What is required → Find how many lines of the listing below include the word "Handle", then report the number by itself.

--- START OF Provided data ---

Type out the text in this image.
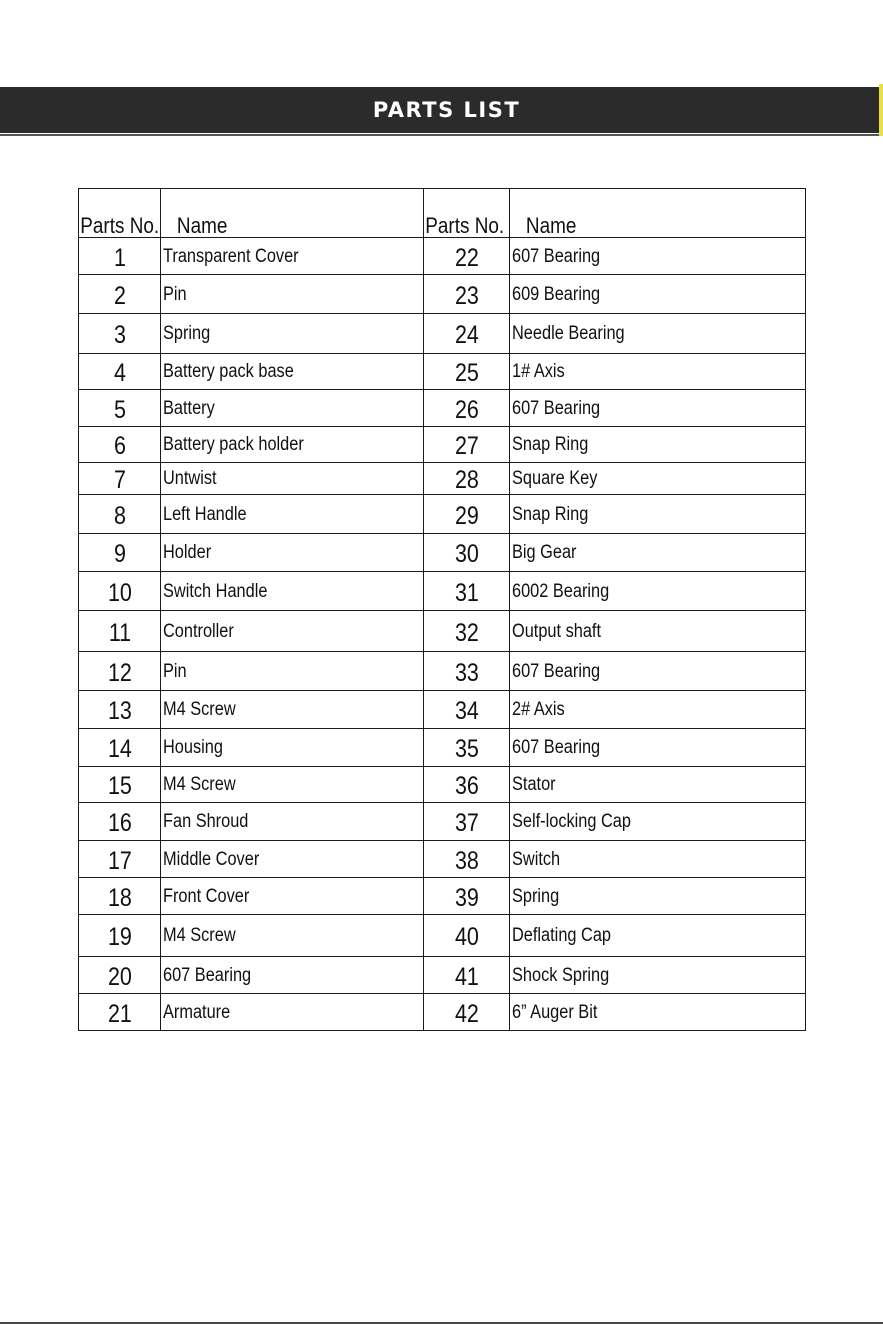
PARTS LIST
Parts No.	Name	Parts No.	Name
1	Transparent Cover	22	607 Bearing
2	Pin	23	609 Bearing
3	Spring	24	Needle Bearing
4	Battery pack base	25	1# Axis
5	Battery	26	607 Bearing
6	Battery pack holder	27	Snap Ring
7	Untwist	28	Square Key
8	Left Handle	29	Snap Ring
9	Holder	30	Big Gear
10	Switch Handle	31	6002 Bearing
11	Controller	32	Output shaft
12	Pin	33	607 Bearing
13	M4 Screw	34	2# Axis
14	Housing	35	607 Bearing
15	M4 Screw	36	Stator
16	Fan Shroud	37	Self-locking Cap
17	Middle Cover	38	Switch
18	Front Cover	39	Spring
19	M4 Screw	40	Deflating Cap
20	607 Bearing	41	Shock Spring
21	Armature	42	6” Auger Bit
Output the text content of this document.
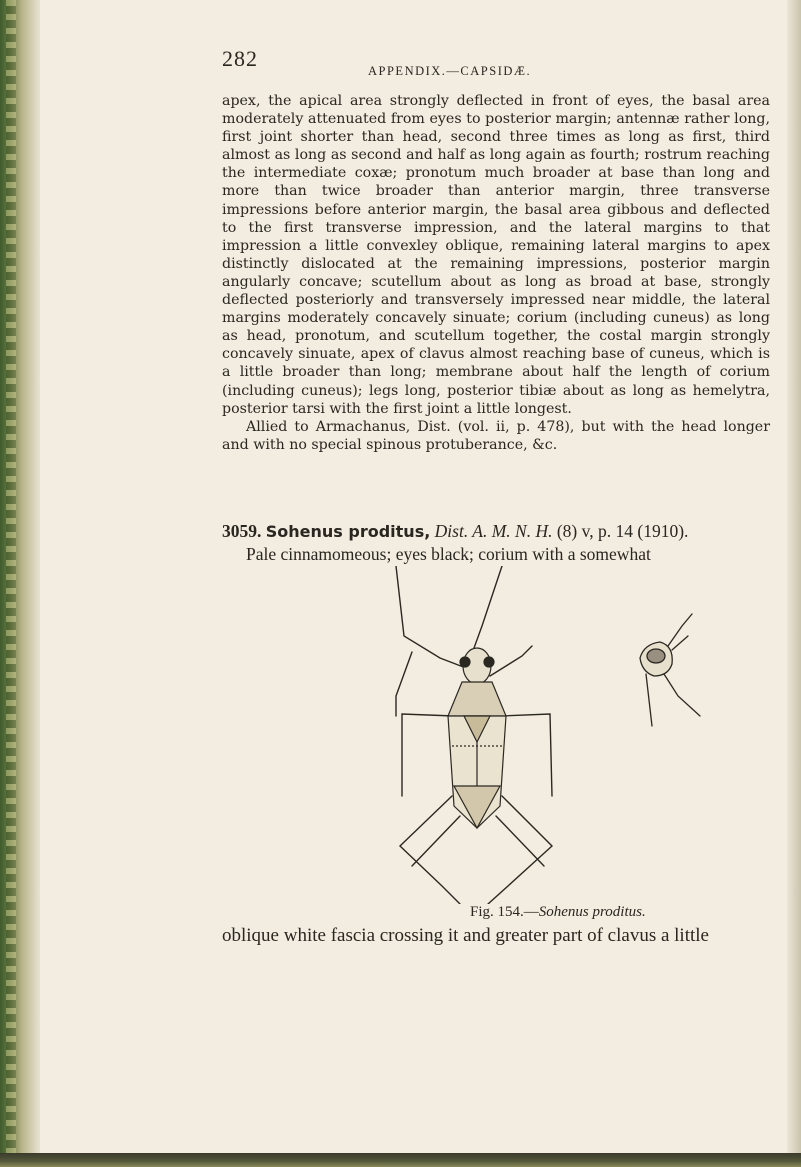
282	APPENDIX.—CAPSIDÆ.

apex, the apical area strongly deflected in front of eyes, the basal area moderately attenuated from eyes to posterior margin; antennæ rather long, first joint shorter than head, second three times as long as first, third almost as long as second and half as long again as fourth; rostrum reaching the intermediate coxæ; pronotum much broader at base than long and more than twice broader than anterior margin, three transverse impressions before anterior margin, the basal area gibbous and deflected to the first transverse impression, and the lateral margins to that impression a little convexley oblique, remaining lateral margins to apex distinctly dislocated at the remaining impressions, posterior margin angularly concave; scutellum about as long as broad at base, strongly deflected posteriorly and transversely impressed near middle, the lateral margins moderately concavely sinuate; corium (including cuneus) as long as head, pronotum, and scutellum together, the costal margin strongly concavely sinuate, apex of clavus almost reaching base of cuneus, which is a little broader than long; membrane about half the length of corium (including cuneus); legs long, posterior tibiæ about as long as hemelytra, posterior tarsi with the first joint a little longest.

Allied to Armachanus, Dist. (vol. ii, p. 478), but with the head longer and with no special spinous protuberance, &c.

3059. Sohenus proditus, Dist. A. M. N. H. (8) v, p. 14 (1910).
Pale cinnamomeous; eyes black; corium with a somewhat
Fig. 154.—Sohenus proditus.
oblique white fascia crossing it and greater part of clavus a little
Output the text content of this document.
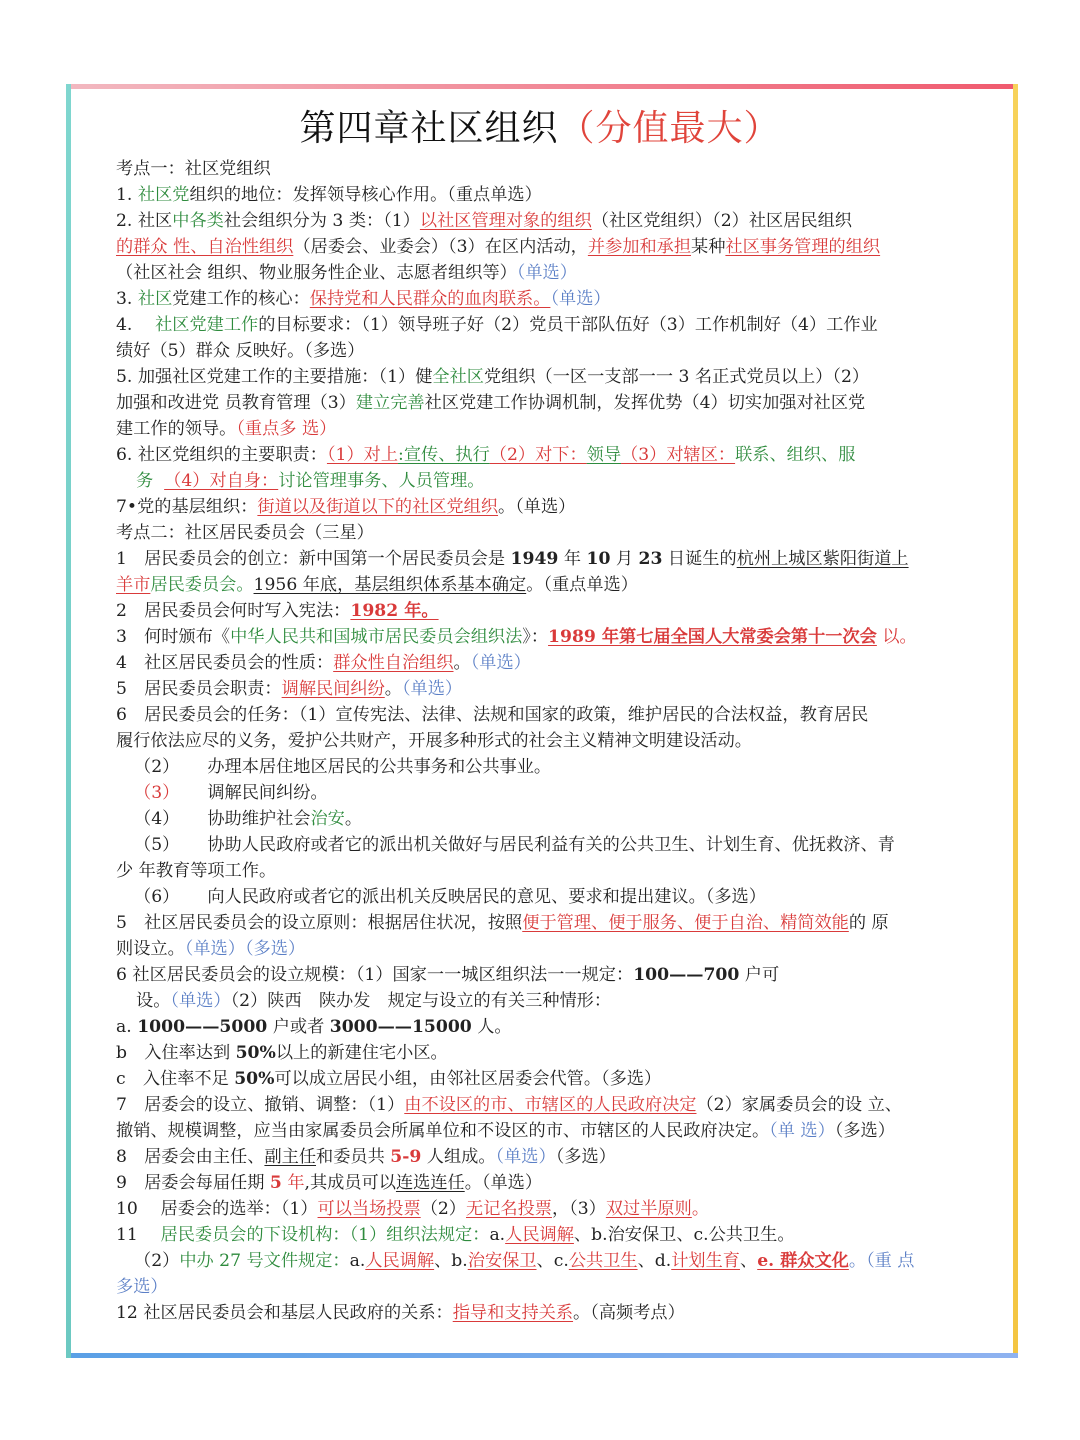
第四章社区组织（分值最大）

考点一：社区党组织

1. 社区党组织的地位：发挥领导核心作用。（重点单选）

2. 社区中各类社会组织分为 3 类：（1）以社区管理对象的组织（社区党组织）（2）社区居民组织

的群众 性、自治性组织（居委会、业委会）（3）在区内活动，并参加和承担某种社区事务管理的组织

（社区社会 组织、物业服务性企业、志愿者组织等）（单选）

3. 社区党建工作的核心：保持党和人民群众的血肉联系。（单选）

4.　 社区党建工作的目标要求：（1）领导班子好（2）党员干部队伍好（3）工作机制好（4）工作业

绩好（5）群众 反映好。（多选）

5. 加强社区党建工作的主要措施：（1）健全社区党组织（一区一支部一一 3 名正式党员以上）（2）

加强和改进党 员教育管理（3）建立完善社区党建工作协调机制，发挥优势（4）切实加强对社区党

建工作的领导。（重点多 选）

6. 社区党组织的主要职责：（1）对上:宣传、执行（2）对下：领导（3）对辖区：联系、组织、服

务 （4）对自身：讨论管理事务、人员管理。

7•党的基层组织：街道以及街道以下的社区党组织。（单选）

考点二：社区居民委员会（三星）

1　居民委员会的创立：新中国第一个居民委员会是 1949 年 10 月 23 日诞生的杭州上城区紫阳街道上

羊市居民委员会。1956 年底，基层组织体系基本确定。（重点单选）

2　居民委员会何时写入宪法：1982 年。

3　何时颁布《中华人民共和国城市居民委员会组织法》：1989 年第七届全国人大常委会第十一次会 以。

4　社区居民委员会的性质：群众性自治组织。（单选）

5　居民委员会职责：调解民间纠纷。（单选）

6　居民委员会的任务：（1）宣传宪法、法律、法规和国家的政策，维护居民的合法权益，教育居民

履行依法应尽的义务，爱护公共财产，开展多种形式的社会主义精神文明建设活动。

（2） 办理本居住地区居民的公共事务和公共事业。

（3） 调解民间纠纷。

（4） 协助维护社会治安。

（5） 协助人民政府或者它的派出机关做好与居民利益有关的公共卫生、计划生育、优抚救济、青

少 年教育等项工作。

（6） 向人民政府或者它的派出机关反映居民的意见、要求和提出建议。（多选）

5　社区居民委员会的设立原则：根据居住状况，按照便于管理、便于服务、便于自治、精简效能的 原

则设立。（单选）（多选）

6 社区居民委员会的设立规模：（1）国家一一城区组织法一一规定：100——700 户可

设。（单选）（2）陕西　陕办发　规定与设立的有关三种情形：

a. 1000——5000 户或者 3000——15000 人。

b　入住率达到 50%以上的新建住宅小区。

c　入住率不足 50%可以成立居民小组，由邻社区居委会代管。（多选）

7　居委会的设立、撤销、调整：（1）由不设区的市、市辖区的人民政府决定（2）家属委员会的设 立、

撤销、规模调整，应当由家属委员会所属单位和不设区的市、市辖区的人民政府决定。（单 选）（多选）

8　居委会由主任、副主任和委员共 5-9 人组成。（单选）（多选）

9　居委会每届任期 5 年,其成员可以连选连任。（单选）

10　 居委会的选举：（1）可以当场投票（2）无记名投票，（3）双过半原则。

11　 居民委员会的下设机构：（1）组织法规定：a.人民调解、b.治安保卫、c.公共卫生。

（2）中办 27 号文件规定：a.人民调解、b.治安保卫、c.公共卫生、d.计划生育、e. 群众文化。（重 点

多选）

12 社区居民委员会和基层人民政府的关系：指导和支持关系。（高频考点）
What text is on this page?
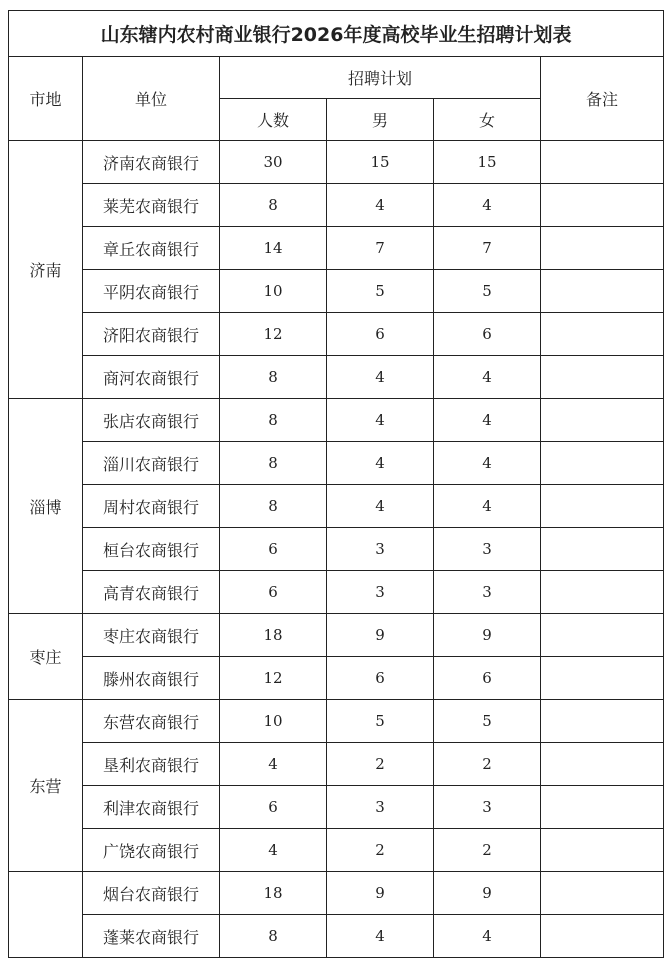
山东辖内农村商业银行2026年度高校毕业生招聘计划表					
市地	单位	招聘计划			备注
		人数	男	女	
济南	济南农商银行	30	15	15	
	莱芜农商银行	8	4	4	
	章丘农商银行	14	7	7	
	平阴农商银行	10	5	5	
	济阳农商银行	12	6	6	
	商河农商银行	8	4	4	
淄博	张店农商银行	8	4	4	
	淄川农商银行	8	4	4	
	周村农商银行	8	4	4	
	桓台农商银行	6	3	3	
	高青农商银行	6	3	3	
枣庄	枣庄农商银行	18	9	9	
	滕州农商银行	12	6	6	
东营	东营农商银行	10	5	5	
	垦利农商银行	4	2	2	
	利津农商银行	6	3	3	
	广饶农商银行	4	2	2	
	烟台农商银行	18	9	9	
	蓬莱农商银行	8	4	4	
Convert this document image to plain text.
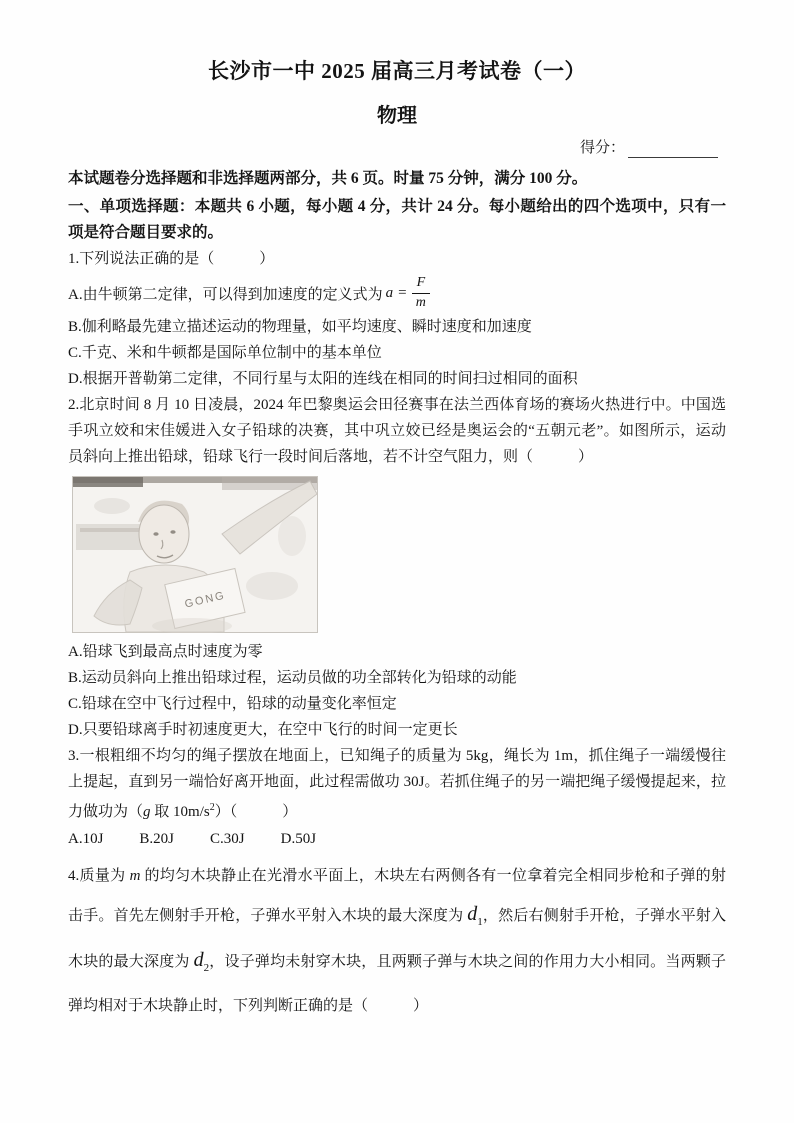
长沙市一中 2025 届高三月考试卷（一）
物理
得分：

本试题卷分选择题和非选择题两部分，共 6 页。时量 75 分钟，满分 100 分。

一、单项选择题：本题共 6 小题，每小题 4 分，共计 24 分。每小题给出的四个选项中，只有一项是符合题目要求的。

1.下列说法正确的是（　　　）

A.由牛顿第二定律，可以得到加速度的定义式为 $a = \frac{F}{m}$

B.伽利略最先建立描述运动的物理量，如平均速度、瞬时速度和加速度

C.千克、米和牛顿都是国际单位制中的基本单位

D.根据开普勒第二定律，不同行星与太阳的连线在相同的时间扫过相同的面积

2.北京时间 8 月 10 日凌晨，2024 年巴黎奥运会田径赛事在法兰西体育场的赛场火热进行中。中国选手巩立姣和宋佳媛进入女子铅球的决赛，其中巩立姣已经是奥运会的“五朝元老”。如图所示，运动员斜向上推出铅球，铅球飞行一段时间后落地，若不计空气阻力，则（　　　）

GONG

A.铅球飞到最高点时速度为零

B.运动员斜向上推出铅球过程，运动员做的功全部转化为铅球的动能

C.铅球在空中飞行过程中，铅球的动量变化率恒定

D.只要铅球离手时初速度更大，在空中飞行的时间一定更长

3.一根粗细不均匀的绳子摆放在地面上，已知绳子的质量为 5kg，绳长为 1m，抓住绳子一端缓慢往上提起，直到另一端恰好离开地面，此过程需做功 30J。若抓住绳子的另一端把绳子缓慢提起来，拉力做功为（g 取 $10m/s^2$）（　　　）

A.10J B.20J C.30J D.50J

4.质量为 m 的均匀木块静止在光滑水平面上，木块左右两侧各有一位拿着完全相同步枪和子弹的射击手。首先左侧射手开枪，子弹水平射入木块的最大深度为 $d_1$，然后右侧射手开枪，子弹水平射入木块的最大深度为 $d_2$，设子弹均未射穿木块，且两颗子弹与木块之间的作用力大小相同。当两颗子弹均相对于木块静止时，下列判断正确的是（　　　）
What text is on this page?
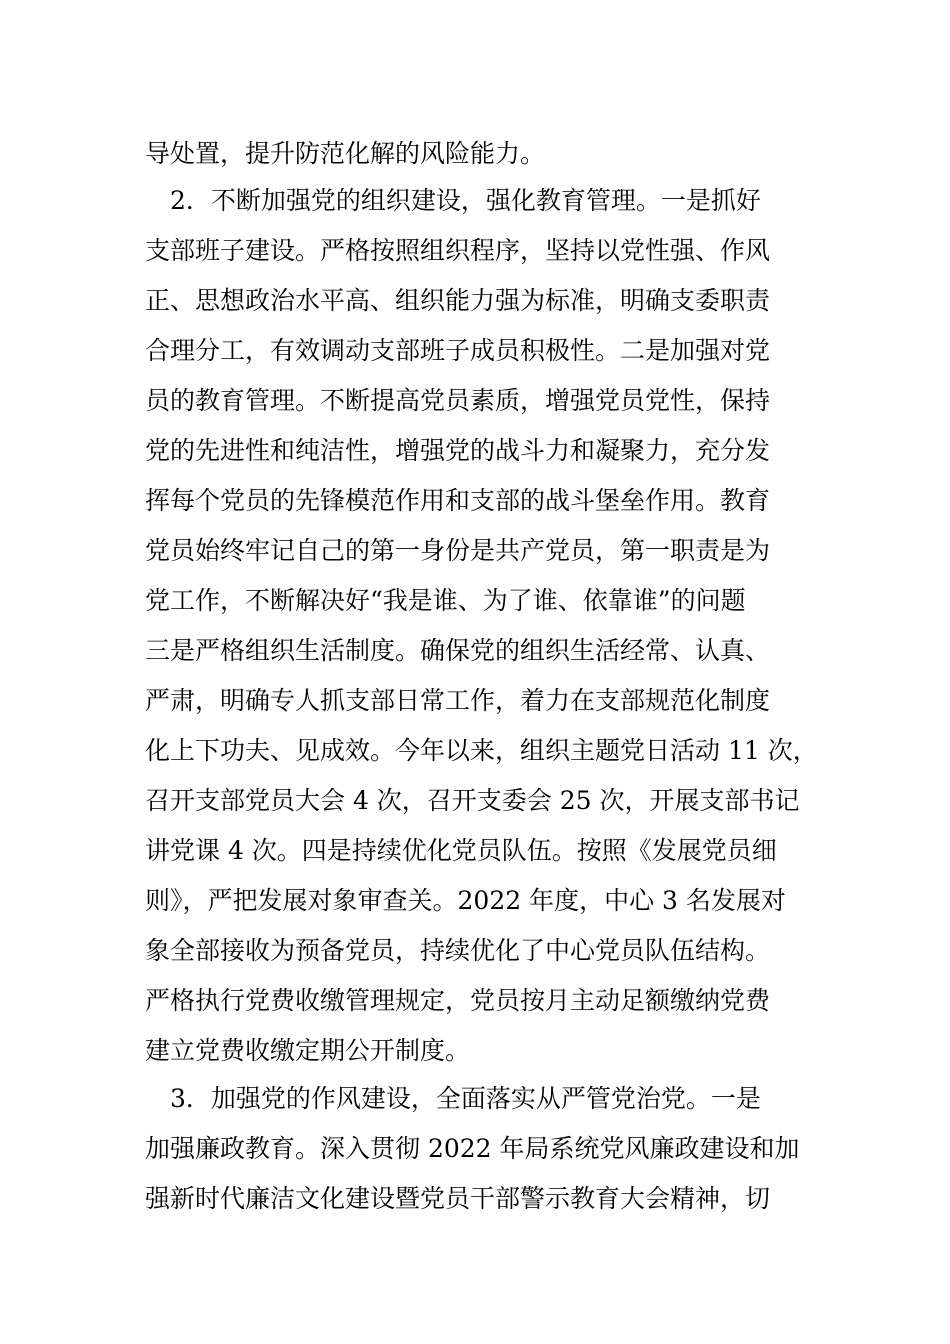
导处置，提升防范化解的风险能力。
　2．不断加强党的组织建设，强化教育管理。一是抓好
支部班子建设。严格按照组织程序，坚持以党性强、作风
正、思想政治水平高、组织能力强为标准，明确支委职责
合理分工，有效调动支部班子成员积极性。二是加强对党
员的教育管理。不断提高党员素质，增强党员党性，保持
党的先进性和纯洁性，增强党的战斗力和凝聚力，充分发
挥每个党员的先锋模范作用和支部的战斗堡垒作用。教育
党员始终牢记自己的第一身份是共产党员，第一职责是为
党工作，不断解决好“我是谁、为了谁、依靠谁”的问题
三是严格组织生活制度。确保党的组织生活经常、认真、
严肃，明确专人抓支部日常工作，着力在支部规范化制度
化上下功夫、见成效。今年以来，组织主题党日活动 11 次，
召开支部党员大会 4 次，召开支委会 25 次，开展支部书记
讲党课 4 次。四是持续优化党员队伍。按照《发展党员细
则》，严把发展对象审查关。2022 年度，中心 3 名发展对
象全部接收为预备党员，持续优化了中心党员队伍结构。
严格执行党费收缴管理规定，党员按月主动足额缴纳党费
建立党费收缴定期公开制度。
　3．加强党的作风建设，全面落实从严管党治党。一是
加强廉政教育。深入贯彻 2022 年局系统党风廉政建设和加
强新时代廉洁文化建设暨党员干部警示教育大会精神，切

--- END OF Provided data ---

Exercise response → 2